(Extracted records)
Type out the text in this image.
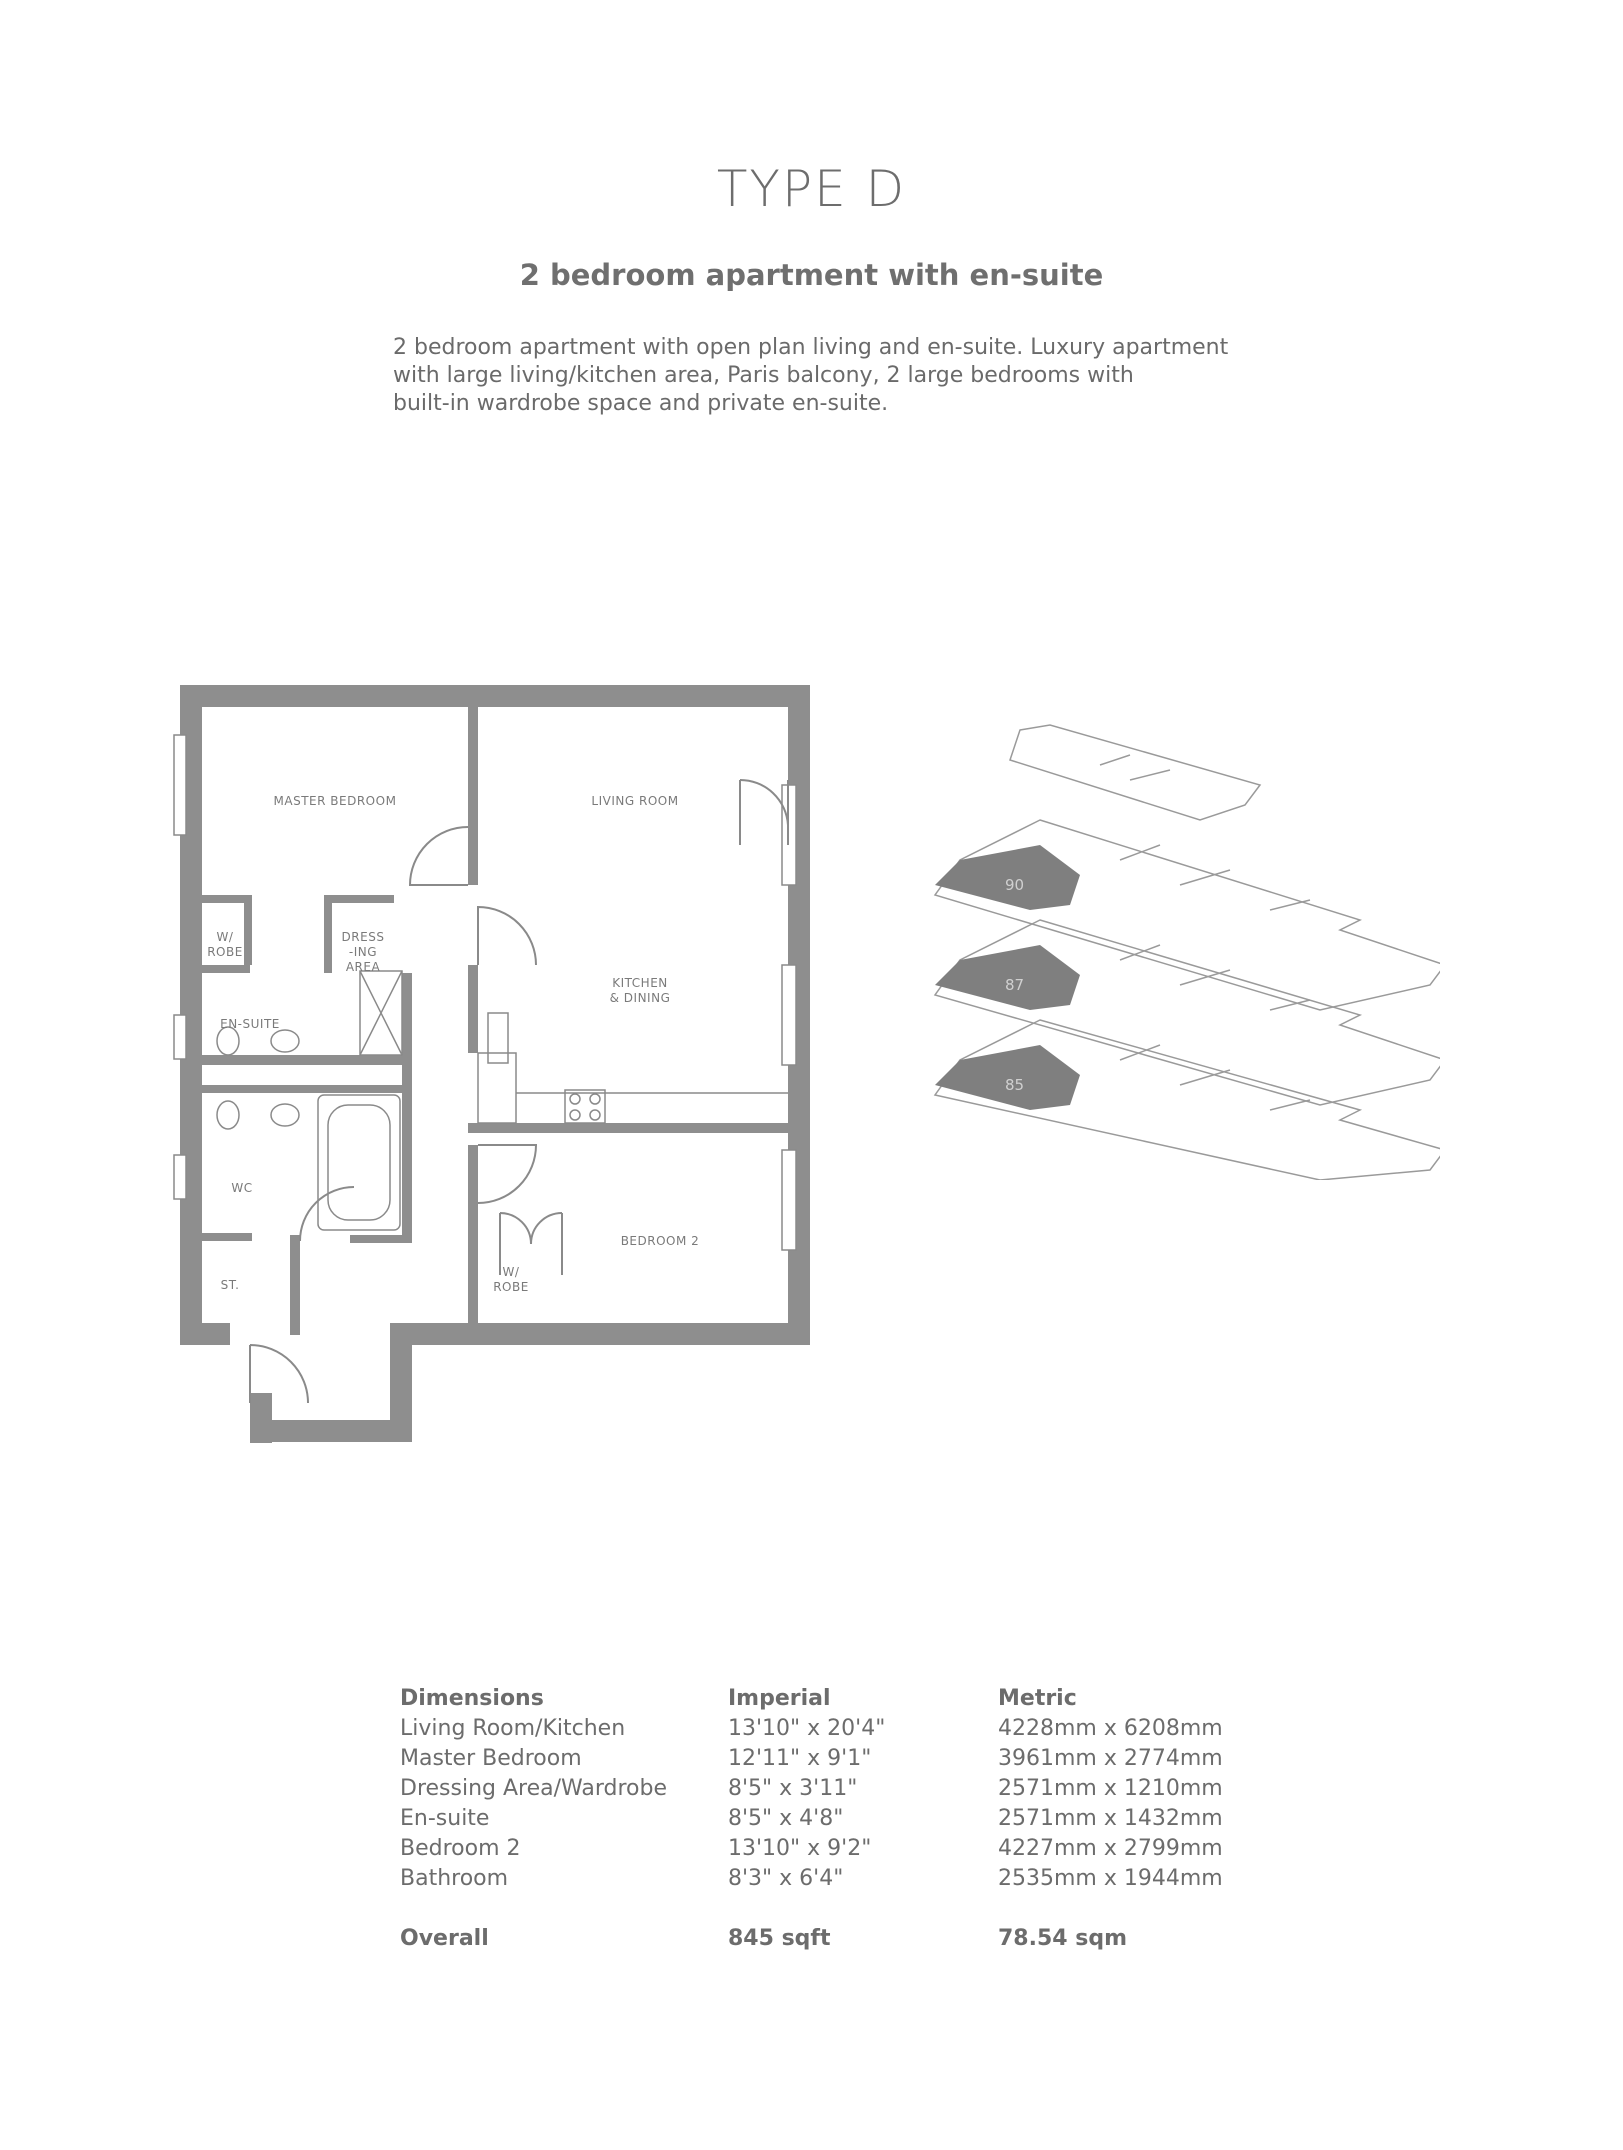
TYPE D
2 bedroom apartment with en-suite
2 bedroom apartment with open plan living and en-suite. Luxury apartment
with large living/kitchen area, Paris balcony, 2 large bedrooms with
built-in wardrobe space and private en-suite.
MASTER BEDROOM	LIVING ROOM
KITCHEN
& DINING
W/
ROBE
DRESS
-ING
AREA
EN-SUITE
WC
ST.
W/
ROBE
BEDROOM 2
90
87
85
Dimensions	Imperial	Metric
Living Room/Kitchen	13'10" x 20'4"	4228mm x 6208mm
Master Bedroom	12'11" x 9'1"	3961mm x 2774mm
Dressing Area/Wardrobe	8'5" x 3'11"	2571mm x 1210mm
En-suite	8'5" x 4'8"	2571mm x 1432mm
Bedroom 2	13'10" x 9'2"	4227mm x 2799mm
Bathroom	8'3" x 6'4"	2535mm x 1944mm

Overall	845 sqft	78.54 sqm
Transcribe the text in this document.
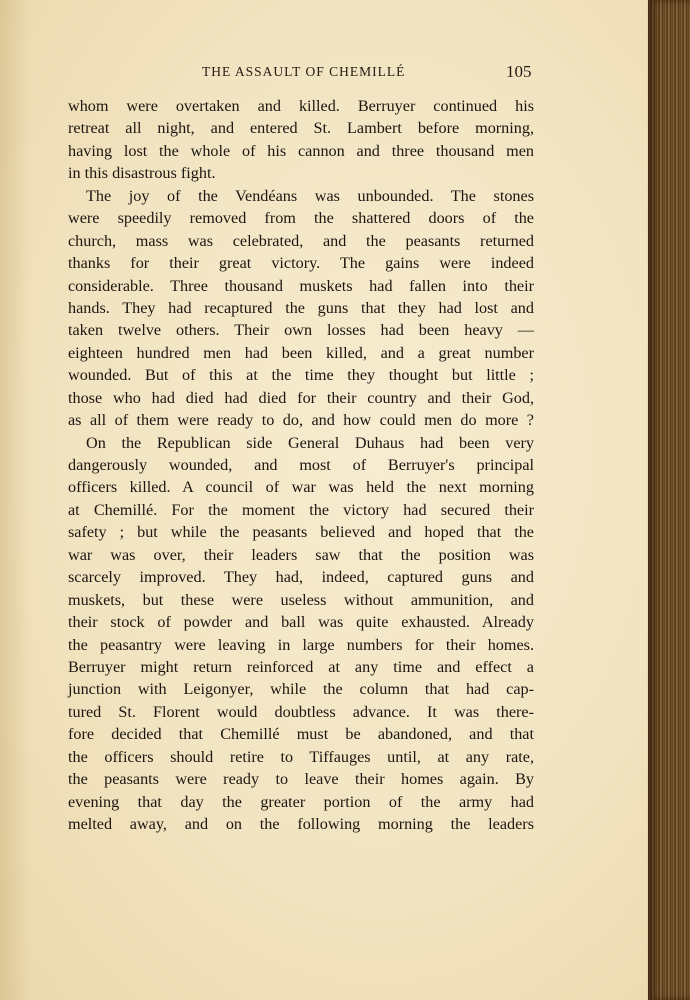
THE ASSAULT OF CHEMILLÉ	105
whom were overtaken and killed. Berruyer continued his
retreat all night, and entered St. Lambert before morning,
having lost the whole of his cannon and three thousand men
in this disastrous fight.
The joy of the Vendéans was unbounded. The stones
were speedily removed from the shattered doors of the
church, mass was celebrated, and the peasants returned
thanks for their great victory. The gains were indeed
considerable. Three thousand muskets had fallen into their
hands. They had recaptured the guns that they had lost and
taken twelve others. Their own losses had been heavy —
eighteen hundred men had been killed, and a great number
wounded. But of this at the time they thought but little ;
those who had died had died for their country and their God,
as all of them were ready to do, and how could men do more ?
On the Republican side General Duhaus had been very
dangerously wounded, and most of Berruyer's principal
officers killed. A council of war was held the next morning
at Chemillé. For the moment the victory had secured their
safety ; but while the peasants believed and hoped that the
war was over, their leaders saw that the position was
scarcely improved. They had, indeed, captured guns and
muskets, but these were useless without ammunition, and
their stock of powder and ball was quite exhausted. Already
the peasantry were leaving in large numbers for their homes.
Berruyer might return reinforced at any time and effect a
junction with Leigonyer, while the column that had cap-
tured St. Florent would doubtless advance. It was there-
fore decided that Chemillé must be abandoned, and that
the officers should retire to Tiffauges until, at any rate,
the peasants were ready to leave their homes again. By
evening that day the greater portion of the army had
melted away, and on the following morning the leaders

§ Problem to work on:
Repeat the listing in full and exactly. Leave any pictures out.

§ Solution to the exercise:
Type out the text in this image.
TYPE D
2 bedroom apartment with en-suite
2 bedroom apartment with open plan living and en-suite. Luxury apartment
with large living/kitchen area, Paris balcony, 2 large bedrooms with
built-in wardrobe space and private en-suite.
MASTER BEDROOM	LIVING ROOM
KITCHEN
& DINING
W/
ROBE
DRESS
-ING
AREA
EN-SUITE
WC
ST.
W/
ROBE
BEDROOM 2
90
87
85
Dimensions	Imperial	Metric
Living Room/Kitchen	13'10" x 20'4"	4228mm x 6208mm
Master Bedroom	12'11" x 9'1"	3961mm x 2774mm
Dressing Area/Wardrobe	8'5" x 3'11"	2571mm x 1210mm
En-suite	8'5" x 4'8"	2571mm x 1432mm
Bedroom 2	13'10" x 9'2"	4227mm x 2799mm
Bathroom	8'3" x 6'4"	2535mm x 1944mm

Overall	845 sqft	78.54 sqm
Transcribe the text in this document.
THE ASSAULT OF CHEMILLÉ	105
whom were overtaken and killed. Berruyer continued his
retreat all night, and entered St. Lambert before morning,
having lost the whole of his cannon and three thousand men
in this disastrous fight.
The joy of the Vendéans was unbounded. The stones
were speedily removed from the shattered doors of the
church, mass was celebrated, and the peasants returned
thanks for their great victory. The gains were indeed
considerable. Three thousand muskets had fallen into their
hands. They had recaptured the guns that they had lost and
taken twelve others. Their own losses had been heavy —
eighteen hundred men had been killed, and a great number
wounded. But of this at the time they thought but little ;
those who had died had died for their country and their God,
as all of them were ready to do, and how could men do more ?
On the Republican side General Duhaus had been very
dangerously wounded, and most of Berruyer's principal
officers killed. A council of war was held the next morning
at Chemillé. For the moment the victory had secured their
safety ; but while the peasants believed and hoped that the
war was over, their leaders saw that the position was
scarcely improved. They had, indeed, captured guns and
muskets, but these were useless without ammunition, and
their stock of powder and ball was quite exhausted. Already
the peasantry were leaving in large numbers for their homes.
Berruyer might return reinforced at any time and effect a
junction with Leigonyer, while the column that had cap-
tured St. Florent would doubtless advance. It was there-
fore decided that Chemillé must be abandoned, and that
the officers should retire to Tiffauges until, at any rate,
the peasants were ready to leave their homes again. By
evening that day the greater portion of the army had
melted away, and on the following morning the leaders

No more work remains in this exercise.